Collect from the data below each line with "Posterior".

Records from a collection of figures
══════════

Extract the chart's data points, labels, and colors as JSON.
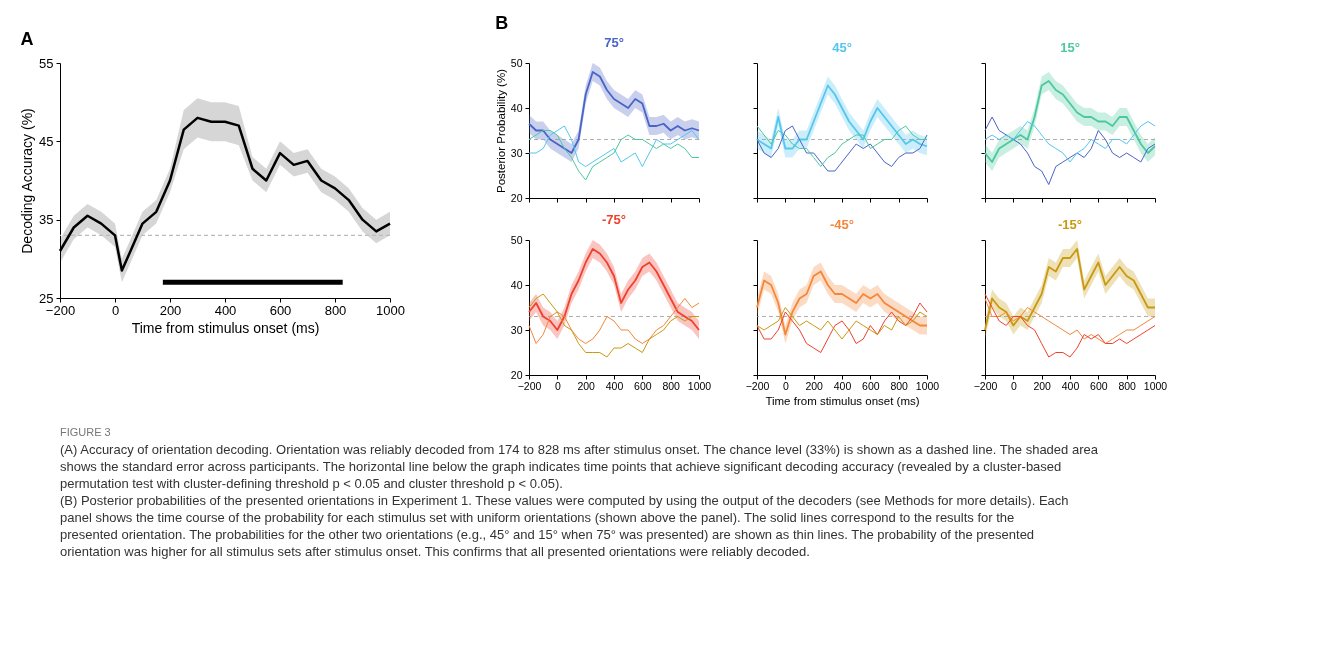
{
  "chart_data": [
    {
      "type": "line",
      "title": "A",
      "xlabel": "Time from stimulus onset (ms)",
      "ylabel": "Decoding Accuracy (%)",
      "x": [
        -200,
        -150,
        -100,
        -50,
        0,
        25,
        50,
        100,
        150,
        200,
        250,
        300,
        350,
        400,
        450,
        500,
        550,
        600,
        650,
        700,
        750,
        800,
        850,
        900,
        950,
        1000
      ],
      "xlim": [
        -200,
        1000
      ],
      "xticks": [
        -200,
        0,
        200,
        400,
        600,
        800,
        1000
      ],
      "ylim": [
        25,
        55
      ],
      "yticks": [
        25,
        35,
        45,
        55
      ],
      "grid": false,
      "series": [
        {
          "color": "#000000",
          "values": [
            31,
            34,
            35.5,
            34.5,
            33,
            28.5,
            30.5,
            34.5,
            36,
            40,
            46.5,
            48,
            47.5,
            47.5,
            47,
            41.5,
            40,
            43.5,
            42,
            42.5,
            40,
            39,
            37.5,
            35,
            33.5,
            34.5
          ],
          "lower": [
            29.5,
            32.5,
            34,
            33,
            31.5,
            27,
            29,
            33,
            34.5,
            38.5,
            44,
            45.5,
            45,
            45,
            44.5,
            40,
            38.5,
            42,
            40.5,
            41,
            38.5,
            37.5,
            36,
            33.5,
            32,
            33
          ],
          "upper": [
            32.5,
            35.5,
            37,
            36,
            34.5,
            30,
            32,
            36,
            37.5,
            41.5,
            49,
            50.5,
            50,
            50,
            49.5,
            43,
            41.5,
            45,
            43.5,
            44,
            41.5,
            40.5,
            39,
            36.5,
            35,
            36
          ]
        },
        {
          "color": "#000000",
          "x": [
            174,
            828
          ],
          "values": [
            27,
            27
          ]
        }
      ],
      "ref_lines": [
        {
          "axis": "y",
          "value": 33,
          "color": "#bbbbbb",
          "line_style": "dashed"
        }
      ],
      "annotations": [
        "FIGURE 3",
        "(A) Accuracy of orientation decoding. Orientation was reliably decoded from 174 to 828 ms after stimulus onset. The chance level (33%) is shown as a dashed line. The shaded area shows the standard error across participants. The horizontal line below the graph indicates time points that achieve significant decoding accuracy (revealed by a cluster-based permutation test with cluster-defining threshold p < 0.05 and cluster threshold p < 0.05).",
        "(B) Posterior probabilities of the presented orientations in Experiment 1. These values were computed by using the output of the decoders (see Methods for more details). Each panel shows the time course of the probability for each stimulus set with uniform orientations (shown above the panel). The solid lines correspond to the results for the presented orientation. The probabilities for the other two orientations (e.g., 45° and 15° when 75° was presented) are shown as thin lines. The probability of the presented orientation was higher for all stimulus sets after stimulus onset. This confirms that all presented orientations were reliably decoded."
      ]
    },
    {
      "type": "line",
      "title": "75°",
      "ylabel": "Posterior Probability (%)",
      "annotations": [
        "B"
      ],
      "tick_labels": "y",
      "x": [
        -200,
        -150,
        -100,
        -50,
        0,
        50,
        100,
        150,
        200,
        250,
        300,
        350,
        400,
        450,
        500,
        550,
        600,
        650,
        700,
        750,
        800,
        850,
        900,
        950,
        1000
      ],
      "xlim": [
        -200,
        1000
      ],
      "xticks": [
        -200,
        0,
        200,
        400,
        600,
        800,
        1000
      ],
      "ylim": [
        20,
        50
      ],
      "yticks": [
        20,
        30,
        40,
        50
      ],
      "grid": false,
      "series": [
        {
          "color": "#4a63c8",
          "values": [
            36.5,
            35,
            35,
            33,
            32,
            31,
            30,
            33,
            43,
            48,
            47,
            44,
            42,
            41,
            40,
            42,
            41,
            36,
            36,
            36.5,
            35,
            36,
            35,
            35.5,
            35
          ],
          "lower": [
            34.5,
            33,
            33,
            31,
            30,
            29,
            28,
            31,
            41,
            46,
            45,
            42,
            40,
            39,
            38,
            40,
            39,
            34,
            34,
            34.5,
            33,
            34,
            33,
            33.5,
            33
          ],
          "upper": [
            38.5,
            37,
            37,
            35,
            34,
            33,
            32,
            35,
            45,
            50,
            49,
            46,
            44,
            43,
            42,
            44,
            43,
            38,
            38,
            38.5,
            37,
            38,
            37,
            37.5,
            37
          ]
        },
        {
          "color": "#55c6ee",
          "values": [
            30,
            30,
            31,
            34,
            35,
            36,
            33,
            28,
            27,
            28,
            29,
            30,
            31,
            28,
            29,
            30,
            27,
            30,
            33,
            32,
            32,
            33,
            34,
            35,
            33
          ]
        },
        {
          "color": "#4cc8a0",
          "values": [
            33,
            34,
            35,
            35,
            34,
            31,
            29,
            26,
            24,
            27,
            28,
            29,
            30,
            33,
            34,
            33,
            33,
            32,
            31,
            32,
            31,
            32,
            31,
            29,
            29
          ]
        }
      ],
      "ref_lines": [
        {
          "axis": "y",
          "value": 33,
          "color": "#999999",
          "line_style": "dashed"
        }
      ]
    },
    {
      "type": "line",
      "title": "45°",
      "tick_labels": false,
      "x": [
        -200,
        -150,
        -100,
        -50,
        0,
        50,
        100,
        150,
        200,
        250,
        300,
        350,
        400,
        450,
        500,
        550,
        600,
        650,
        700,
        750,
        800,
        850,
        900,
        950,
        1000
      ],
      "xlim": [
        -200,
        1000
      ],
      "xticks": [
        -200,
        0,
        200,
        400,
        600,
        800,
        1000
      ],
      "ylim": [
        20,
        50
      ],
      "yticks": [
        20,
        30,
        40,
        50
      ],
      "grid": false,
      "series": [
        {
          "color": "#55c6ee",
          "values": [
            33,
            32,
            31,
            38,
            31,
            31,
            33,
            33,
            37,
            41,
            45,
            43,
            40,
            37,
            35,
            33,
            37,
            40,
            38,
            36,
            34,
            32,
            33,
            32,
            31.5
          ],
          "lower": [
            31,
            30,
            29,
            36,
            29,
            29,
            31,
            31,
            35,
            39,
            43,
            41,
            38,
            35,
            33,
            31,
            35,
            38,
            36,
            34,
            32,
            30,
            31,
            30,
            29.5
          ],
          "upper": [
            35,
            34,
            33,
            40,
            33,
            33,
            35,
            35,
            39,
            43,
            47,
            45,
            42,
            39,
            37,
            35,
            39,
            42,
            40,
            38,
            36,
            34,
            35,
            34,
            33.5
          ]
        },
        {
          "color": "#4a63c8",
          "values": [
            33,
            30,
            29,
            31,
            35,
            36,
            33,
            30,
            30,
            28,
            26,
            26,
            28,
            30,
            32,
            31,
            32,
            30,
            28,
            27,
            29,
            30,
            30,
            31,
            34
          ]
        },
        {
          "color": "#4cc8a0",
          "values": [
            36,
            34,
            32,
            35,
            34,
            32,
            31,
            31,
            29,
            27,
            29,
            30,
            32,
            33,
            34,
            34,
            31,
            32,
            33,
            33,
            35,
            36,
            34,
            33,
            33
          ]
        }
      ],
      "ref_lines": [
        {
          "axis": "y",
          "value": 33,
          "color": "#999999",
          "line_style": "dashed"
        }
      ]
    },
    {
      "type": "line",
      "title": "15°",
      "tick_labels": false,
      "x": [
        -200,
        -150,
        -100,
        -50,
        0,
        50,
        100,
        150,
        200,
        250,
        300,
        350,
        400,
        450,
        500,
        550,
        600,
        650,
        700,
        750,
        800,
        850,
        900,
        950,
        1000
      ],
      "xlim": [
        -200,
        1000
      ],
      "xticks": [
        -200,
        0,
        200,
        400,
        600,
        800,
        1000
      ],
      "ylim": [
        20,
        50
      ],
      "yticks": [
        20,
        30,
        40,
        50
      ],
      "grid": false,
      "series": [
        {
          "color": "#4cc8a0",
          "values": [
            30,
            28,
            31,
            32,
            33,
            34,
            33,
            38,
            45,
            46,
            44,
            43,
            41,
            39,
            38,
            38,
            37,
            37,
            36,
            38,
            38,
            35,
            32,
            30,
            31.5
          ],
          "lower": [
            28,
            26,
            29,
            30,
            31,
            32,
            31,
            36,
            43,
            44,
            42,
            41,
            39,
            37,
            36,
            36,
            35,
            35,
            34,
            36,
            36,
            33,
            30,
            28,
            29.5
          ],
          "upper": [
            32,
            30,
            33,
            34,
            35,
            36,
            35,
            40,
            47,
            48,
            46,
            45,
            43,
            41,
            40,
            40,
            39,
            39,
            38,
            40,
            40,
            37,
            34,
            32,
            33.5
          ]
        },
        {
          "color": "#4a63c8",
          "values": [
            35,
            38,
            35,
            34,
            33,
            32,
            30,
            27,
            26,
            23,
            27,
            28,
            29,
            30,
            29,
            31,
            35,
            33,
            30,
            29,
            30,
            29,
            28,
            31,
            32
          ]
        },
        {
          "color": "#55c6ee",
          "values": [
            33,
            34,
            33,
            34,
            33,
            35,
            37,
            36,
            34,
            32,
            31,
            30,
            28,
            30,
            31,
            33,
            32,
            31,
            33,
            33,
            32,
            34,
            36,
            37,
            36
          ]
        }
      ],
      "ref_lines": [
        {
          "axis": "y",
          "value": 33,
          "color": "#999999",
          "line_style": "dashed"
        }
      ]
    },
    {
      "type": "line",
      "title": "-75°",
      "x": [
        -200,
        -150,
        -100,
        -50,
        0,
        50,
        100,
        150,
        200,
        250,
        300,
        350,
        400,
        450,
        500,
        550,
        600,
        650,
        700,
        750,
        800,
        850,
        900,
        950,
        1000
      ],
      "xlim": [
        -200,
        1000
      ],
      "xticks": [
        -200,
        0,
        200,
        400,
        600,
        800,
        1000
      ],
      "ylim": [
        20,
        50
      ],
      "yticks": [
        20,
        30,
        40,
        50
      ],
      "grid": false,
      "series": [
        {
          "color": "#f0402e",
          "values": [
            34,
            36,
            33,
            32,
            30,
            33,
            38,
            41,
            45,
            48,
            47,
            45,
            42,
            36,
            39,
            41,
            44,
            45,
            43,
            40,
            37,
            34,
            33,
            32,
            30
          ],
          "lower": [
            32,
            34,
            31,
            30,
            28,
            31,
            36,
            39,
            43,
            46,
            45,
            43,
            40,
            34,
            37,
            39,
            42,
            43,
            41,
            38,
            35,
            32,
            31,
            30,
            28
          ],
          "upper": [
            36,
            38,
            35,
            34,
            32,
            35,
            40,
            43,
            47,
            50,
            49,
            47,
            44,
            38,
            41,
            43,
            46,
            47,
            45,
            42,
            39,
            36,
            35,
            34,
            32
          ]
        },
        {
          "color": "#f5873a",
          "values": [
            31,
            27,
            29,
            33,
            34,
            33,
            30,
            28,
            27,
            28,
            30,
            33,
            32,
            30,
            30,
            28,
            27,
            28,
            30,
            31,
            33,
            35,
            37,
            35,
            36
          ]
        },
        {
          "color": "#c89a10",
          "values": [
            35,
            37,
            38,
            36,
            34,
            31,
            30,
            27,
            25,
            25,
            25,
            24,
            26,
            26,
            27,
            26,
            25,
            28,
            29,
            30,
            32,
            33,
            32,
            33,
            33
          ]
        }
      ],
      "ref_lines": [
        {
          "axis": "y",
          "value": 33,
          "color": "#999999",
          "line_style": "dashed"
        }
      ]
    },
    {
      "type": "line",
      "title": "-45°",
      "xlabel": "Time from stimulus onset (ms)",
      "tick_labels": "x",
      "x": [
        -200,
        -150,
        -100,
        -50,
        0,
        50,
        100,
        150,
        200,
        250,
        300,
        350,
        400,
        450,
        500,
        550,
        600,
        650,
        700,
        750,
        800,
        850,
        900,
        950,
        1000
      ],
      "xlim": [
        -200,
        1000
      ],
      "xticks": [
        -200,
        0,
        200,
        400,
        600,
        800,
        1000
      ],
      "ylim": [
        20,
        50
      ],
      "yticks": [
        20,
        30,
        40,
        50
      ],
      "grid": false,
      "series": [
        {
          "color": "#f5873a",
          "values": [
            35,
            41,
            40,
            36,
            29,
            34,
            37,
            38,
            42,
            43,
            40,
            38,
            38,
            37,
            36,
            38,
            37,
            38,
            36,
            35,
            34,
            33,
            32,
            31,
            31
          ],
          "lower": [
            33,
            39,
            38,
            34,
            27,
            32,
            35,
            36,
            40,
            41,
            38,
            36,
            36,
            35,
            34,
            36,
            35,
            36,
            34,
            33,
            32,
            31,
            30,
            29,
            29
          ],
          "upper": [
            37,
            43,
            42,
            38,
            31,
            36,
            39,
            40,
            44,
            45,
            42,
            40,
            40,
            39,
            38,
            40,
            39,
            40,
            38,
            37,
            36,
            35,
            34,
            33,
            33
          ]
        },
        {
          "color": "#f0402e",
          "values": [
            31,
            28,
            28,
            30,
            34,
            32,
            30,
            27,
            26,
            25,
            28,
            31,
            32,
            30,
            27,
            28,
            31,
            29,
            32,
            34,
            32,
            31,
            33,
            36,
            34
          ]
        },
        {
          "color": "#c89a10",
          "values": [
            31,
            30,
            31,
            32,
            35,
            33,
            31,
            32,
            31,
            30,
            32,
            30,
            28,
            30,
            32,
            31,
            30,
            29,
            31,
            30,
            33,
            31,
            32,
            34,
            33
          ]
        }
      ],
      "ref_lines": [
        {
          "axis": "y",
          "value": 33,
          "color": "#999999",
          "line_style": "dashed"
        }
      ]
    },
    {
      "type": "line",
      "title": "-15°",
      "tick_labels": "x",
      "x": [
        -200,
        -150,
        -100,
        -50,
        0,
        50,
        100,
        150,
        200,
        250,
        300,
        350,
        400,
        450,
        500,
        550,
        600,
        650,
        700,
        750,
        800,
        850,
        900,
        950,
        1000
      ],
      "xlim": [
        -200,
        1000
      ],
      "xticks": [
        -200,
        0,
        200,
        400,
        600,
        800,
        1000
      ],
      "ylim": [
        20,
        50
      ],
      "yticks": [
        20,
        30,
        40,
        50
      ],
      "grid": false,
      "series": [
        {
          "color": "#c89a10",
          "values": [
            30,
            37,
            35,
            34,
            31,
            33,
            32,
            35,
            38,
            44,
            43,
            46,
            46,
            48,
            39,
            42,
            45,
            40,
            42,
            44,
            42,
            41,
            38,
            35,
            35
          ],
          "lower": [
            28,
            35,
            33,
            32,
            29,
            31,
            30,
            33,
            36,
            42,
            41,
            44,
            44,
            46,
            37,
            40,
            43,
            38,
            40,
            42,
            40,
            39,
            36,
            33,
            33
          ],
          "upper": [
            32,
            39,
            37,
            36,
            33,
            35,
            34,
            37,
            40,
            46,
            45,
            48,
            48,
            50,
            41,
            44,
            47,
            42,
            44,
            46,
            44,
            43,
            40,
            37,
            37
          ]
        },
        {
          "color": "#f5873a",
          "values": [
            37,
            33,
            33,
            34,
            32,
            33,
            35,
            34,
            33,
            32,
            31,
            30,
            29,
            30,
            28,
            29,
            28,
            27,
            28,
            29,
            30,
            30,
            31,
            32,
            33
          ]
        },
        {
          "color": "#f0402e",
          "values": [
            38,
            35,
            32,
            31,
            33,
            33,
            31,
            30,
            27,
            24,
            25,
            25,
            24,
            26,
            29,
            28,
            29,
            27,
            27,
            28,
            27,
            28,
            29,
            30,
            31
          ]
        }
      ],
      "ref_lines": [
        {
          "axis": "y",
          "value": 33,
          "color": "#999999",
          "line_style": "dashed"
        }
      ]
    }
  ]
}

══════════

**ANSWER TO THIS EXERCISE**
        "(B) Posterior probabilities of the presented orientations in Experiment 1. These values were computed by using the output of the decoders (see Methods for more details). Each panel shows the time course of the probability for each stimulus set with uniform orientations (shown above the panel). The solid lines correspond to the results for the presented orientation. The probabilities for the other two orientations (e.g., 45° and 15° when 75° was presented) are shown as thin lines. The probability of the presented orientation was higher for all stimulus sets after stimulus onset. This confirms that all presented orientations were reliably decoded."
      "ylabel": "Posterior Probability (%)",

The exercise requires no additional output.